**Your goal**
Can you retype all of the rows below word for word, changing nothing?

**Dataset records**
####

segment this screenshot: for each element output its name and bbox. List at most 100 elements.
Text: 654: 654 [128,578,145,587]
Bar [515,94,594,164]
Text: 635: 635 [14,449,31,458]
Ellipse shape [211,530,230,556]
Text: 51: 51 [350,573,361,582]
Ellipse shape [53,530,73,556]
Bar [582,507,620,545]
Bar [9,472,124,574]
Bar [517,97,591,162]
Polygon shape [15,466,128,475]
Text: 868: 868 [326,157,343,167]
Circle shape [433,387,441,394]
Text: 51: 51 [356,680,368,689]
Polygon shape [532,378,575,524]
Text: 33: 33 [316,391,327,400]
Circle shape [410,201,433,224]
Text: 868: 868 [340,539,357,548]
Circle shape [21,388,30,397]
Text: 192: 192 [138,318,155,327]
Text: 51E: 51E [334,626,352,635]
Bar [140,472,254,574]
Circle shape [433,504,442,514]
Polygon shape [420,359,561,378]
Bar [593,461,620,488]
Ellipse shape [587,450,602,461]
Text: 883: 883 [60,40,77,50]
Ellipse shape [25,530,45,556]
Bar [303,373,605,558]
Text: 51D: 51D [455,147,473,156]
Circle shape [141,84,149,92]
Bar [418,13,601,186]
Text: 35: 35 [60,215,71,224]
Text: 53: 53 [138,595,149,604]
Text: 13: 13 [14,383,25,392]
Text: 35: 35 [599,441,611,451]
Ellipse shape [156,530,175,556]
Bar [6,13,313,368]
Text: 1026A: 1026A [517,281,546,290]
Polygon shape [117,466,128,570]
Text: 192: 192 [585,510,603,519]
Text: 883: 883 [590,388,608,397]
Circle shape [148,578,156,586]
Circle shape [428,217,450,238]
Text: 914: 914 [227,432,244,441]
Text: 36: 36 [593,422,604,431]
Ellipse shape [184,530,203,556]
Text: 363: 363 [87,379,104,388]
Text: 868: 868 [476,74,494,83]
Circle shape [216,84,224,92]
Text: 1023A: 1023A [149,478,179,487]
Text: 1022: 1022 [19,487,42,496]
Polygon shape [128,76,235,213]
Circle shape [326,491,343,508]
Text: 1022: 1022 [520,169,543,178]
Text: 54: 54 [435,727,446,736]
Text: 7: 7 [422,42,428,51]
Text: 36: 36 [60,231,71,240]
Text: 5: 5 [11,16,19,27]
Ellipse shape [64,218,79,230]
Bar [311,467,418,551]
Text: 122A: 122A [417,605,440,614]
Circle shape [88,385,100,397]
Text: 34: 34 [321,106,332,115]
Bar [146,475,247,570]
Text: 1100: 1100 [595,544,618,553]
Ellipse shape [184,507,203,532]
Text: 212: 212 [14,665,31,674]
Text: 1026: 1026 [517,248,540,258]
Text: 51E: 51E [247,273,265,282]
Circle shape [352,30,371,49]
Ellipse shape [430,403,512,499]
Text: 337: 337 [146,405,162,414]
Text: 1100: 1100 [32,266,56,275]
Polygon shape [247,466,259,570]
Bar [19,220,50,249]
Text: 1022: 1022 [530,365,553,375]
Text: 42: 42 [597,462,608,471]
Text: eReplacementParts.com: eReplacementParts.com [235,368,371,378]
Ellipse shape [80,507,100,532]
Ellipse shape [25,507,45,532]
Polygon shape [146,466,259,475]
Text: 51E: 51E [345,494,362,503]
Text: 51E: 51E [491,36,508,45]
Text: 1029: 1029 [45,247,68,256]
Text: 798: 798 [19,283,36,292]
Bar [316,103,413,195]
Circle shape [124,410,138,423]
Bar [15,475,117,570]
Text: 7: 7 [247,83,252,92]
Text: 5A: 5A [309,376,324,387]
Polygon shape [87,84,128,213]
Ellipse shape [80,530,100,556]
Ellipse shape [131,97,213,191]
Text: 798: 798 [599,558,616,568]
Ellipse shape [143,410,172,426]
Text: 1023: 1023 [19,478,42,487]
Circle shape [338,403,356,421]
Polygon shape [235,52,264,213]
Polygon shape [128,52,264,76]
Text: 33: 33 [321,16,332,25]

####

**Completed exercise**
segment this screenshot: for each element output its name and bbox. List at most 100 elements.
Text: 654: 654 [128,578,145,587]
Bar [515,94,594,164]
Text: 635: 635 [14,449,31,458]
Ellipse shape [211,530,230,556]
Text: 51: 51 [350,573,361,582]
Ellipse shape [53,530,73,556]
Bar [582,507,620,545]
Bar [9,472,124,574]
Bar [517,97,591,162]
Polygon shape [15,466,128,475]
Text: 868: 868 [326,157,343,167]
Circle shape [433,387,441,394]
Text: 51: 51 [356,680,368,689]
Polygon shape [532,378,575,524]
Text: 33: 33 [316,391,327,400]
Circle shape [410,201,433,224]
Text: 868: 868 [340,539,357,548]
Circle shape [21,388,30,397]
Text: 192: 192 [138,318,155,327]
Text: 51E: 51E [334,626,352,635]
Bar [140,472,254,574]
Circle shape [433,504,442,514]
Polygon shape [420,359,561,378]
Bar [593,461,620,488]
Ellipse shape [587,450,602,461]
Text: 883: 883 [60,40,77,50]
Ellipse shape [25,530,45,556]
Bar [303,373,605,558]
Text: 51D: 51D [455,147,473,156]
Circle shape [141,84,149,92]
Bar [418,13,601,186]
Text: 35: 35 [60,215,71,224]
Text: 53: 53 [138,595,149,604]
Text: 13: 13 [14,383,25,392]
Text: 35: 35 [599,441,611,451]
Ellipse shape [156,530,175,556]
Bar [6,13,313,368]
Text: 1026A: 1026A [517,281,546,290]
Polygon shape [117,466,128,570]
Text: 192: 192 [585,510,603,519]
Text: 883: 883 [590,388,608,397]
Circle shape [148,578,156,586]
Circle shape [428,217,450,238]
Text: 914: 914 [227,432,244,441]
Text: 36: 36 [593,422,604,431]
Ellipse shape [184,530,203,556]
Text: 363: 363 [87,379,104,388]
Text: 868: 868 [476,74,494,83]
Circle shape [216,84,224,92]
Text: 1023A: 1023A [149,478,179,487]
Text: 1022: 1022 [19,487,42,496]
Polygon shape [128,76,235,213]
Circle shape [326,491,343,508]
Text: 1022: 1022 [520,169,543,178]
Text: 54: 54 [435,727,446,736]
Text: 7: 7 [422,42,428,51]
Text: 36: 36 [60,231,71,240]
Text: 5: 5 [11,16,19,27]
Ellipse shape [64,218,79,230]
Bar [311,467,418,551]
Text: 122A: 122A [417,605,440,614]
Circle shape [88,385,100,397]
Text: 34: 34 [321,106,332,115]
Bar [146,475,247,570]
Text: 1100: 1100 [595,544,618,553]
Ellipse shape [184,507,203,532]
Text: 212: 212 [14,665,31,674]
Text: 1026: 1026 [517,248,540,258]
Text: 51E: 51E [247,273,265,282]
Circle shape [352,30,371,49]
Ellipse shape [430,403,512,499]
Text: 337: 337 [146,405,162,414]
Text: 1100: 1100 [32,266,56,275]
Polygon shape [247,466,259,570]
Bar [19,220,50,249]
Text: 1022: 1022 [530,365,553,375]
Text: 42: 42 [597,462,608,471]
Text: eReplacementParts.com: eReplacementParts.com [235,368,371,378]
Ellipse shape [80,507,100,532]
Ellipse shape [25,507,45,532]
Polygon shape [146,466,259,475]
Text: 51E: 51E [345,494,362,503]
Text: 51E: 51E [491,36,508,45]
Text: 1029: 1029 [45,247,68,256]
Text: 798: 798 [19,283,36,292]
Bar [316,103,413,195]
Circle shape [124,410,138,423]
Bar [15,475,117,570]
Text: 7: 7 [247,83,252,92]
Text: 5A: 5A [309,376,324,387]
Polygon shape [87,84,128,213]
Ellipse shape [80,530,100,556]
Ellipse shape [131,97,213,191]
Text: 798: 798 [599,558,616,568]
Ellipse shape [143,410,172,426]
Text: 1023: 1023 [19,478,42,487]
Circle shape [338,403,356,421]
Polygon shape [235,52,264,213]
Polygon shape [128,52,264,76]
Text: 33: 33 [321,16,332,25]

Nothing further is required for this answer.